Pictures aside, write out every record exactly as it appears.

## Begin

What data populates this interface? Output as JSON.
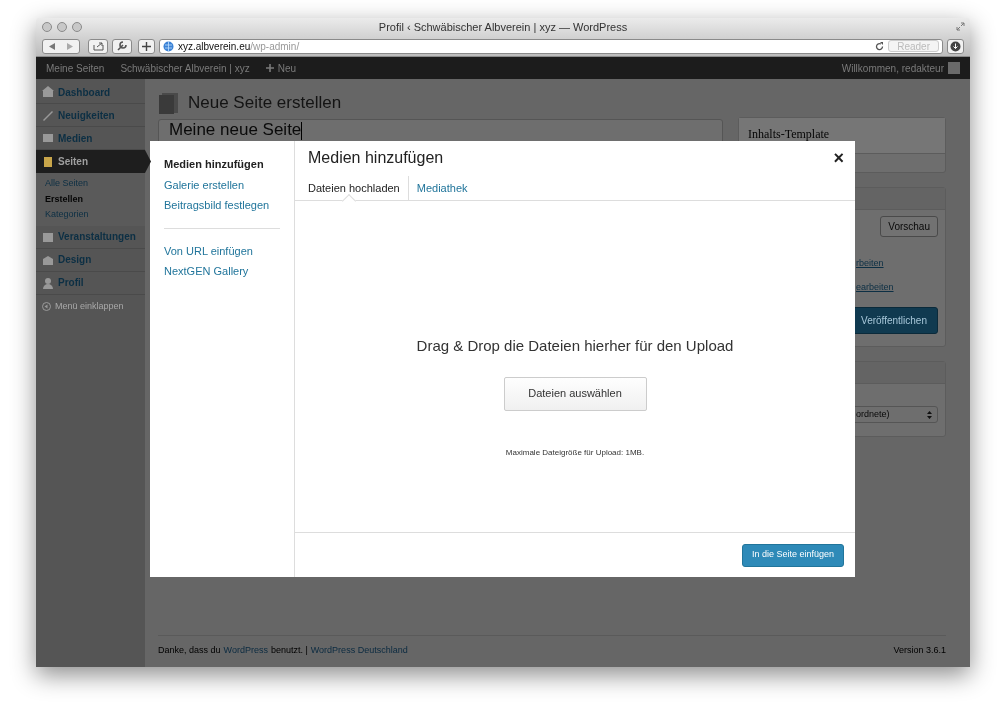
{
  "browser": {
    "title": "Profil ‹ Schwäbischer Albverein | xyz — WordPress",
    "url_domain": "xyz.albverein.eu",
    "url_path": "/wp-admin/",
    "reader": {
      "label": "Reader",
      "disabled": true
    }
  },
  "admin_bar": {
    "items": [
      {
        "label": "Meine Seiten",
        "kind": "text"
      },
      {
        "label": "Schwäbischer Albverein | xyz",
        "kind": "text"
      },
      {
        "label": "Neu",
        "kind": "new"
      }
    ],
    "greeting": "Willkommen, redakteur"
  },
  "sidebar": {
    "items": [
      {
        "label": "Dashboard",
        "selected": false
      },
      {
        "label": "Neuigkeiten",
        "selected": false
      },
      {
        "label": "Medien",
        "selected": false
      },
      {
        "label": "Seiten",
        "selected": true,
        "children": [
          {
            "label": "Alle Seiten",
            "selected": false
          },
          {
            "label": "Erstellen",
            "selected": true
          },
          {
            "label": "Kategorien",
            "selected": false
          }
        ]
      },
      {
        "label": "Veranstaltungen",
        "selected": false
      },
      {
        "label": "Design",
        "selected": false
      },
      {
        "label": "Profil",
        "selected": false
      }
    ],
    "collapse": "Menü einklappen"
  },
  "page": {
    "heading": "Neue Seite erstellen",
    "title_value": "Meine neue Seite",
    "template_box": {
      "title": "Inhalts-Template"
    },
    "publish_box": {
      "preview": "Vorschau",
      "links": [
        "rbeiten",
        "earbeiten"
      ],
      "publish": "Veröffentlichen"
    },
    "attributes_box": {
      "select": "ordnete)"
    }
  },
  "footer": {
    "thanks": [
      {
        "text": "Danke, dass du",
        "kind": "text"
      },
      {
        "text": "WordPress",
        "kind": "link"
      },
      {
        "text": "benutzt. |",
        "kind": "text"
      },
      {
        "text": "WordPress Deutschland",
        "kind": "link"
      }
    ],
    "version": "Version 3.6.1"
  },
  "modal": {
    "menu_groups": [
      [
        {
          "label": "Medien hinzufügen",
          "selected": true
        },
        {
          "label": "Galerie erstellen",
          "selected": false
        },
        {
          "label": "Beitragsbild festlegen",
          "selected": false
        }
      ],
      [
        {
          "label": "Von URL einfügen",
          "selected": false
        },
        {
          "label": "NextGEN Gallery",
          "selected": false
        }
      ]
    ],
    "title": "Medien hinzufügen",
    "close": "×",
    "tabs": [
      {
        "label": "Dateien hochladen",
        "selected": true
      },
      {
        "label": "Mediathek",
        "selected": false
      }
    ],
    "drop_text": "Drag & Drop die Dateien hierher für den Upload",
    "select_button": "Dateien auswählen",
    "max_size": "Maximale Dateigröße für Upload: 1MB.",
    "insert_button": "In die Seite einfügen"
  }
}
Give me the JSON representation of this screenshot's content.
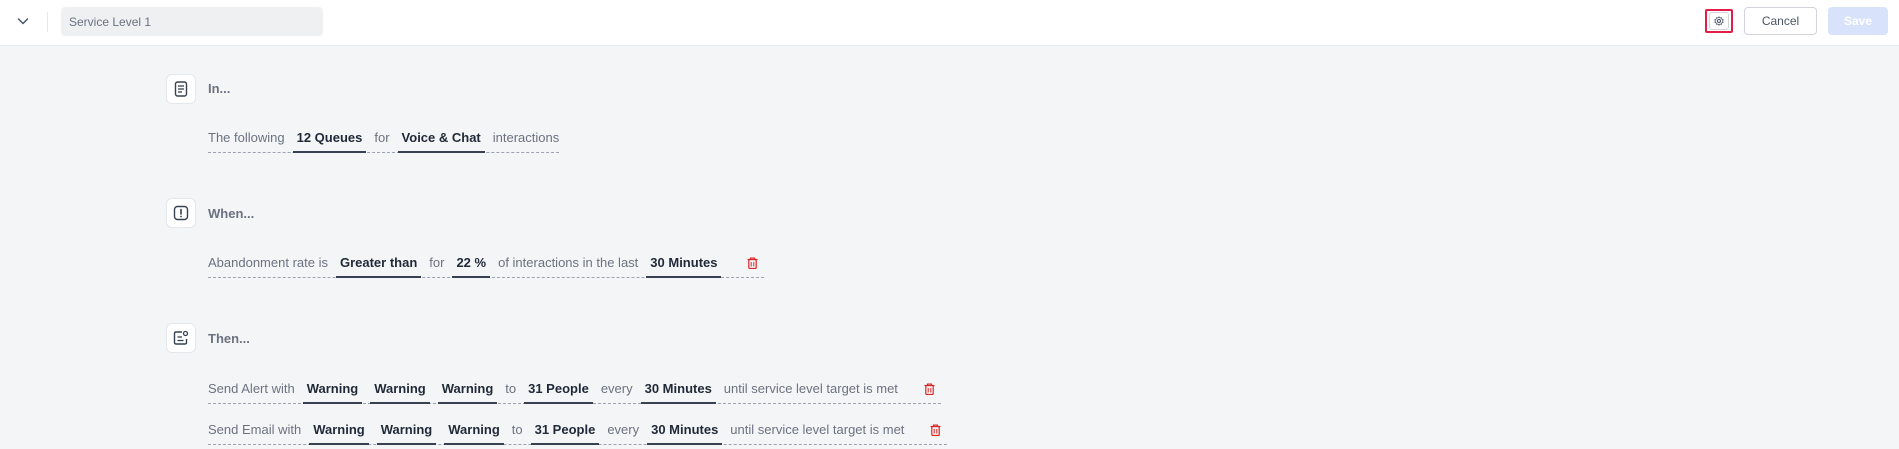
{
  "header": {
    "title_value": "Service Level 1",
    "cancel_label": "Cancel",
    "save_label": "Save"
  },
  "colors": {
    "accent_red": "#e11d48",
    "save_disabled": "#d8e3fb",
    "trash": "#dc2626"
  },
  "sections": {
    "in": {
      "title": "In...",
      "prefix": "The following",
      "queues": "12 Queues",
      "for": "for",
      "channels": "Voice & Chat",
      "suffix": "interactions"
    },
    "when": {
      "title": "When...",
      "metric": "Abandonment rate is",
      "comparator": "Greater than",
      "for": "for",
      "percent": "22 %",
      "of_text": "of interactions in the last",
      "window": "30 Minutes"
    },
    "then": {
      "title": "Then...",
      "rows": [
        {
          "prefix": "Send Alert with",
          "level1": "Warning",
          "level2": "Warning",
          "level3": "Warning",
          "to": "to",
          "people": "31 People",
          "every": "every",
          "interval": "30 Minutes",
          "suffix": "until service level target is met"
        },
        {
          "prefix": "Send Email with",
          "level1": "Warning",
          "level2": "Warning",
          "level3": "Warning",
          "to": "to",
          "people": "31 People",
          "every": "every",
          "interval": "30 Minutes",
          "suffix": "until service level target is met"
        }
      ]
    }
  },
  "icons": {
    "collapse": "chevron-down-icon",
    "settings": "gear-icon",
    "in": "document-icon",
    "when": "alert-square-icon",
    "then": "action-list-icon",
    "delete": "trash-icon"
  }
}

## End

*Worked solution*
What data populates this interface? Output as JSON.
{
  "browser": {
    "title": "Profil ‹ Schwäbischer Albverein | xyz — WordPress",
    "url_domain": "xyz.albverein.eu",
    "url_path": "/wp-admin/",
    "reader": {
      "label": "Reader",
      "disabled": true
    }
  },
  "admin_bar": {
    "items": [
      {
        "label": "Meine Seiten",
        "kind": "text"
      },
      {
        "label": "Schwäbischer Albverein | xyz",
        "kind": "text"
      },
      {
        "label": "Neu",
        "kind": "new"
      }
    ],
    "greeting": "Willkommen, redakteur"
  },
  "sidebar": {
    "items": [
      {
        "label": "Dashboard",
        "selected": false
      },
      {
        "label": "Neuigkeiten",
        "selected": false
      },
      {
        "label": "Medien",
        "selected": false
      },
      {
        "label": "Seiten",
        "selected": true,
        "children": [
          {
            "label": "Alle Seiten",
            "selected": false
          },
          {
            "label": "Erstellen",
            "selected": true
          },
          {
            "label": "Kategorien",
            "selected": false
          }
        ]
      },
      {
        "label": "Veranstaltungen",
        "selected": false
      },
      {
        "label": "Design",
        "selected": false
      },
      {
        "label": "Profil",
        "selected": false
      }
    ],
    "collapse": "Menü einklappen"
  },
  "page": {
    "heading": "Neue Seite erstellen",
    "title_value": "Meine neue Seite",
    "template_box": {
      "title": "Inhalts-Template"
    },
    "publish_box": {
      "preview": "Vorschau",
      "links": [
        "rbeiten",
        "earbeiten"
      ],
      "publish": "Veröffentlichen"
    },
    "attributes_box": {
      "select": "ordnete)"
    }
  },
  "footer": {
    "thanks": [
      {
        "text": "Danke, dass du",
        "kind": "text"
      },
      {
        "text": "WordPress",
        "kind": "link"
      },
      {
        "text": "benutzt. |",
        "kind": "text"
      },
      {
        "text": "WordPress Deutschland",
        "kind": "link"
      }
    ],
    "version": "Version 3.6.1"
  },
  "modal": {
    "menu_groups": [
      [
        {
          "label": "Medien hinzufügen",
          "selected": true
        },
        {
          "label": "Galerie erstellen",
          "selected": false
        },
        {
          "label": "Beitragsbild festlegen",
          "selected": false
        }
      ],
      [
        {
          "label": "Von URL einfügen",
          "selected": false
        },
        {
          "label": "NextGEN Gallery",
          "selected": false
        }
      ]
    ],
    "title": "Medien hinzufügen",
    "close": "×",
    "tabs": [
      {
        "label": "Dateien hochladen",
        "selected": true
      },
      {
        "label": "Mediathek",
        "selected": false
      }
    ],
    "drop_text": "Drag & Drop die Dateien hierher für den Upload",
    "select_button": "Dateien auswählen",
    "max_size": "Maximale Dateigröße für Upload: 1MB.",
    "insert_button": "In die Seite einfügen"
  }
}
Give me the JSON representation of this screenshot's content.
{
  "header": {
    "title_value": "Service Level 1",
    "cancel_label": "Cancel",
    "save_label": "Save"
  },
  "colors": {
    "accent_red": "#e11d48",
    "save_disabled": "#d8e3fb",
    "trash": "#dc2626"
  },
  "sections": {
    "in": {
      "title": "In...",
      "prefix": "The following",
      "queues": "12 Queues",
      "for": "for",
      "channels": "Voice & Chat",
      "suffix": "interactions"
    },
    "when": {
      "title": "When...",
      "metric": "Abandonment rate is",
      "comparator": "Greater than",
      "for": "for",
      "percent": "22 %",
      "of_text": "of interactions in the last",
      "window": "30 Minutes"
    },
    "then": {
      "title": "Then...",
      "rows": [
        {
          "prefix": "Send Alert with",
          "level1": "Warning",
          "level2": "Warning",
          "level3": "Warning",
          "to": "to",
          "people": "31 People",
          "every": "every",
          "interval": "30 Minutes",
          "suffix": "until service level target is met"
        },
        {
          "prefix": "Send Email with",
          "level1": "Warning",
          "level2": "Warning",
          "level3": "Warning",
          "to": "to",
          "people": "31 People",
          "every": "every",
          "interval": "30 Minutes",
          "suffix": "until service level target is met"
        }
      ]
    }
  },
  "icons": {
    "collapse": "chevron-down-icon",
    "settings": "gear-icon",
    "in": "document-icon",
    "when": "alert-square-icon",
    "then": "action-list-icon",
    "delete": "trash-icon"
  }
}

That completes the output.